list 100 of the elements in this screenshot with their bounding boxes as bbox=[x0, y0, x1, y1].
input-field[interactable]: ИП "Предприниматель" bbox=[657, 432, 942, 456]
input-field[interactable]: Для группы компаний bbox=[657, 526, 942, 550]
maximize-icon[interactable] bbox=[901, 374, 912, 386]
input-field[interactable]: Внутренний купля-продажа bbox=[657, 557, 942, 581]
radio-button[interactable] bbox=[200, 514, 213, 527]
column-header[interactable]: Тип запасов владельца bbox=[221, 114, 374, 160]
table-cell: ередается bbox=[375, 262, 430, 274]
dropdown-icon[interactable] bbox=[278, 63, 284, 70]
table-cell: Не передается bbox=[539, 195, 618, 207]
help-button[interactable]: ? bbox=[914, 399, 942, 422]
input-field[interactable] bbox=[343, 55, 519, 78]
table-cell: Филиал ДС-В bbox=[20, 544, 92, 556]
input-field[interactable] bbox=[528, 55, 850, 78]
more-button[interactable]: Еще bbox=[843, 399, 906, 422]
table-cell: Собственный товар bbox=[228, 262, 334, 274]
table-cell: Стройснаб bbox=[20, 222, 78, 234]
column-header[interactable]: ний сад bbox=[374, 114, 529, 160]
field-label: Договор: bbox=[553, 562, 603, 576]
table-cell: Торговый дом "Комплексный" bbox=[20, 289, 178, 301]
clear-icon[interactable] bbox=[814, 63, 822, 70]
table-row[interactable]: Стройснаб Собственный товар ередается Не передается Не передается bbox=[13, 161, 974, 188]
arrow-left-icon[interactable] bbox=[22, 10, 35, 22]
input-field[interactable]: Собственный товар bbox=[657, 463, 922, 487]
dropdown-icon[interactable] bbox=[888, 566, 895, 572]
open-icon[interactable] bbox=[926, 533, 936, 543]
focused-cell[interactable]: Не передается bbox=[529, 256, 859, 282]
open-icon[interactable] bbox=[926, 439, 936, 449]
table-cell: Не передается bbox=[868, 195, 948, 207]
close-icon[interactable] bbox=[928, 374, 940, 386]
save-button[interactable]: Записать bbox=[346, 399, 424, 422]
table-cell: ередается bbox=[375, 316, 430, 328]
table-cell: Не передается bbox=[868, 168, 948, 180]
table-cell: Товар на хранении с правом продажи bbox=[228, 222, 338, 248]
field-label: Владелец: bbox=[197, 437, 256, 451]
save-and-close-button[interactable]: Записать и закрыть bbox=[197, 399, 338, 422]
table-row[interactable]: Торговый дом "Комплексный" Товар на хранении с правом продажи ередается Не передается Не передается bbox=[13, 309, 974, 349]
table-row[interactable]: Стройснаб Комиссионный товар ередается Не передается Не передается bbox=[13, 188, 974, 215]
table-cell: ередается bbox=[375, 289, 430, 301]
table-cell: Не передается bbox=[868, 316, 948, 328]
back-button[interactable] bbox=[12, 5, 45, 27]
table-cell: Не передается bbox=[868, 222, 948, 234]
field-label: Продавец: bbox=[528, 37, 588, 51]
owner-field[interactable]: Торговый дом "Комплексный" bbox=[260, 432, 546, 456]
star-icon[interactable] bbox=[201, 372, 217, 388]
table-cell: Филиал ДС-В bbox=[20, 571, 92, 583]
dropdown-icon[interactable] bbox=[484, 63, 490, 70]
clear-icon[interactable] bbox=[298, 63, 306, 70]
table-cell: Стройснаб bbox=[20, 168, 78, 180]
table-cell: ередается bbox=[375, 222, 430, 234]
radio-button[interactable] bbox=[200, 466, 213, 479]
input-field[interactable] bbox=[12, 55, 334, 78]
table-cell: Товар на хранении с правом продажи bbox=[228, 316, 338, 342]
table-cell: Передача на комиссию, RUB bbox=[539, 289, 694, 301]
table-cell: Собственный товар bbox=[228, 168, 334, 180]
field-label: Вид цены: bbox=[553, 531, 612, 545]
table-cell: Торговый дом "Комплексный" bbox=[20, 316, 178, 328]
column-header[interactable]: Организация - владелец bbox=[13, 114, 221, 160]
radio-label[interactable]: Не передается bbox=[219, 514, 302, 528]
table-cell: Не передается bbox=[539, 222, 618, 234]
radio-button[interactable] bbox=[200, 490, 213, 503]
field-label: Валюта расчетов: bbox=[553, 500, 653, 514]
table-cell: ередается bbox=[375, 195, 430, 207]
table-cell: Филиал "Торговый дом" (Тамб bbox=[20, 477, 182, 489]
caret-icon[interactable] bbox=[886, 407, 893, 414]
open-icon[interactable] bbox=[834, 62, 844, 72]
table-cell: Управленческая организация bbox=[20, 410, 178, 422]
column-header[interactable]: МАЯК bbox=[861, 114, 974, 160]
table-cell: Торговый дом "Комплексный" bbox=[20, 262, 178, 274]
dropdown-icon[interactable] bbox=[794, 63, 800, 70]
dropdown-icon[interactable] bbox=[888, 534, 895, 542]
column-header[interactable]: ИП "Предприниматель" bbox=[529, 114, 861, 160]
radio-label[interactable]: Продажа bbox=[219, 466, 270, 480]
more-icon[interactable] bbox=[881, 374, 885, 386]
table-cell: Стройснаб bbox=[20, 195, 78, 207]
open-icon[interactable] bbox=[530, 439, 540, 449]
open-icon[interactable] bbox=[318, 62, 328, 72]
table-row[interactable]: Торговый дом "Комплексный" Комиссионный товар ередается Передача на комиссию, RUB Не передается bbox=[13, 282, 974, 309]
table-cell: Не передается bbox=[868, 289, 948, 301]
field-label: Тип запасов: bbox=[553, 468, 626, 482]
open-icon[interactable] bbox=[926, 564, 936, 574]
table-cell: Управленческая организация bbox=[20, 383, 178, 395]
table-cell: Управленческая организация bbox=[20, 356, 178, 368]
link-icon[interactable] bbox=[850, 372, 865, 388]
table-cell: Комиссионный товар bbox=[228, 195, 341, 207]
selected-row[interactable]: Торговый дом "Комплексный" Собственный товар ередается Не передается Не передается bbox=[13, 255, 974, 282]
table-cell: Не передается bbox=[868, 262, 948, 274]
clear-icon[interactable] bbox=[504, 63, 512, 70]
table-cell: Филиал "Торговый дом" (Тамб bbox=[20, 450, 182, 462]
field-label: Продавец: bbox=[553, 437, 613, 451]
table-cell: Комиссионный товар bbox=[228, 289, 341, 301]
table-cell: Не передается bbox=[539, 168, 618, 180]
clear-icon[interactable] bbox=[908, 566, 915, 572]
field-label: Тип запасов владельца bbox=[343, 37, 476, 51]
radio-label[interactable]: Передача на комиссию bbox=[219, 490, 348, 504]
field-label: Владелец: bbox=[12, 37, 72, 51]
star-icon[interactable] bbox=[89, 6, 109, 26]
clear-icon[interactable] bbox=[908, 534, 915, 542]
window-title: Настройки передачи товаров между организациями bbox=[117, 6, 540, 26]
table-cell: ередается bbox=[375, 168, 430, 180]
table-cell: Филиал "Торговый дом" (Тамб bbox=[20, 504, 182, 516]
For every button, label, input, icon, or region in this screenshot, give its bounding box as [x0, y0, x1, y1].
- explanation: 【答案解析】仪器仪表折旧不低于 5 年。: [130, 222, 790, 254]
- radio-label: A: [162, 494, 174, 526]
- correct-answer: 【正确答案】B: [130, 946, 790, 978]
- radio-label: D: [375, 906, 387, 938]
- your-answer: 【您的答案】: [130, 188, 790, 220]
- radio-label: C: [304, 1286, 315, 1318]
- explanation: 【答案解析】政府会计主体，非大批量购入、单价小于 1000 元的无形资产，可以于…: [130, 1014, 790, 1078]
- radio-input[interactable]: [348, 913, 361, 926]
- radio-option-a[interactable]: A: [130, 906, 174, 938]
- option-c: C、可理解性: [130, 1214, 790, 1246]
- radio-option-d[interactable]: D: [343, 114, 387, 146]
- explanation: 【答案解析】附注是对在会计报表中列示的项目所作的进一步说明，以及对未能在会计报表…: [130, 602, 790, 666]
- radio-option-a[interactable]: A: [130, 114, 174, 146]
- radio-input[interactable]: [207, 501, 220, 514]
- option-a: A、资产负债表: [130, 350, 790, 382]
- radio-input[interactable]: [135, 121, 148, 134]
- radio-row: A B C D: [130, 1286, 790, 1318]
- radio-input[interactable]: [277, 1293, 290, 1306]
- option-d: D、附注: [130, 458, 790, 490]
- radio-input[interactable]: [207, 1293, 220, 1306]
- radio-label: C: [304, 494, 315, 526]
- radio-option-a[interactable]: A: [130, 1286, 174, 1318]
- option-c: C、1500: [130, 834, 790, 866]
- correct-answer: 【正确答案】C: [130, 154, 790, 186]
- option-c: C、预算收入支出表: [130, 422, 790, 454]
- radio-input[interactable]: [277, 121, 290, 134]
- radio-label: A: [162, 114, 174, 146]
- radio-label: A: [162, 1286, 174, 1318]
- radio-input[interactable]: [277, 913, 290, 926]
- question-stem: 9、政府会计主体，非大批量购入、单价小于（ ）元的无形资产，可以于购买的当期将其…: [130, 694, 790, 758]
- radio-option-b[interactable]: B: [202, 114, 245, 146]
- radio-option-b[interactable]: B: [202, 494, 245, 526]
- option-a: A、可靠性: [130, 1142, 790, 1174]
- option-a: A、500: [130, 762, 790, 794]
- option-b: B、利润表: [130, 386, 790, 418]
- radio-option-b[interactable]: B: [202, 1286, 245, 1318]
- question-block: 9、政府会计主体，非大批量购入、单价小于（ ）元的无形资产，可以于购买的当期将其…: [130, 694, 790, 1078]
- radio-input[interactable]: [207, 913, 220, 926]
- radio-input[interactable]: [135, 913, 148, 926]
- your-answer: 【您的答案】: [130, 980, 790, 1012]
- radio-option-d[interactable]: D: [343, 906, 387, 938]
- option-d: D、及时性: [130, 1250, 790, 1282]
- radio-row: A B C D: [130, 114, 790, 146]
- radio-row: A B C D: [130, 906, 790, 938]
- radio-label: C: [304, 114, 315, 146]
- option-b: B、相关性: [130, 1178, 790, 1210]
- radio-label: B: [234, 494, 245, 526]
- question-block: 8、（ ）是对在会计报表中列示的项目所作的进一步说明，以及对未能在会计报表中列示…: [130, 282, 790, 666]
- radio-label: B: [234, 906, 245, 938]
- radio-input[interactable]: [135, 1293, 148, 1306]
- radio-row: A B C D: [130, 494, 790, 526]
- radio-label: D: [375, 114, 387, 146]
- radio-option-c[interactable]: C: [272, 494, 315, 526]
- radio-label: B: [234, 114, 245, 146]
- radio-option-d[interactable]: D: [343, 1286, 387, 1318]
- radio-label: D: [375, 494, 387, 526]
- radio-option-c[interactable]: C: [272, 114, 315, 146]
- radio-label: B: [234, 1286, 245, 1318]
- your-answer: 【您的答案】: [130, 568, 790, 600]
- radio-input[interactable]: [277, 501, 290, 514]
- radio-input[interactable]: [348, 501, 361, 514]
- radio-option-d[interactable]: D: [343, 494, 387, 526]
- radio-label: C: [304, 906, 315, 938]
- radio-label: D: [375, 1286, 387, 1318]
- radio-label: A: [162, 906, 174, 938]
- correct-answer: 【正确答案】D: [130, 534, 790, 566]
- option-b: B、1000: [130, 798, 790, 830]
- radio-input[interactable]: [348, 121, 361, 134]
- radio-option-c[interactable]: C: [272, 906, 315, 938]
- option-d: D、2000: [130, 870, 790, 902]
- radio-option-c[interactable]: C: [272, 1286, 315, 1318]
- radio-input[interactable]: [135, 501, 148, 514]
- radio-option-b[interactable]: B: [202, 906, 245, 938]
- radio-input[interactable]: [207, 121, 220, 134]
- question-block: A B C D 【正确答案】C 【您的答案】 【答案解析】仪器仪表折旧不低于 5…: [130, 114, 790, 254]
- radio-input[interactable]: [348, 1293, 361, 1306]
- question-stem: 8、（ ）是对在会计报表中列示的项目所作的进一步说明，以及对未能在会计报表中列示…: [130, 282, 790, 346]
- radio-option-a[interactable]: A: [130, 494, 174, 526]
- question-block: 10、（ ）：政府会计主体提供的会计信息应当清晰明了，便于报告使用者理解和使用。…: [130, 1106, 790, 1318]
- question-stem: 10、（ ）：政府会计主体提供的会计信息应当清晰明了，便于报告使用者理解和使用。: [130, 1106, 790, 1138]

- - - - -

### SET EXERCISE
Please return the records above word for word, from the first line through the line that contains "table-cell: Филиал ДС-В bbox=[20, 544, 92, 556]", including both of those lines.

### FINAL RESULT
list 100 of the elements in this screenshot with their bounding boxes as bbox=[x0, y0, x1, y1].
input-field[interactable]: ИП "Предприниматель" bbox=[657, 432, 942, 456]
input-field[interactable]: Для группы компаний bbox=[657, 526, 942, 550]
maximize-icon[interactable] bbox=[901, 374, 912, 386]
input-field[interactable]: Внутренний купля-продажа bbox=[657, 557, 942, 581]
radio-button[interactable] bbox=[200, 514, 213, 527]
column-header[interactable]: Тип запасов владельца bbox=[221, 114, 374, 160]
table-cell: ередается bbox=[375, 262, 430, 274]
dropdown-icon[interactable] bbox=[278, 63, 284, 70]
table-cell: Не передается bbox=[539, 195, 618, 207]
help-button[interactable]: ? bbox=[914, 399, 942, 422]
input-field[interactable] bbox=[343, 55, 519, 78]
table-cell: Филиал ДС-В bbox=[20, 544, 92, 556]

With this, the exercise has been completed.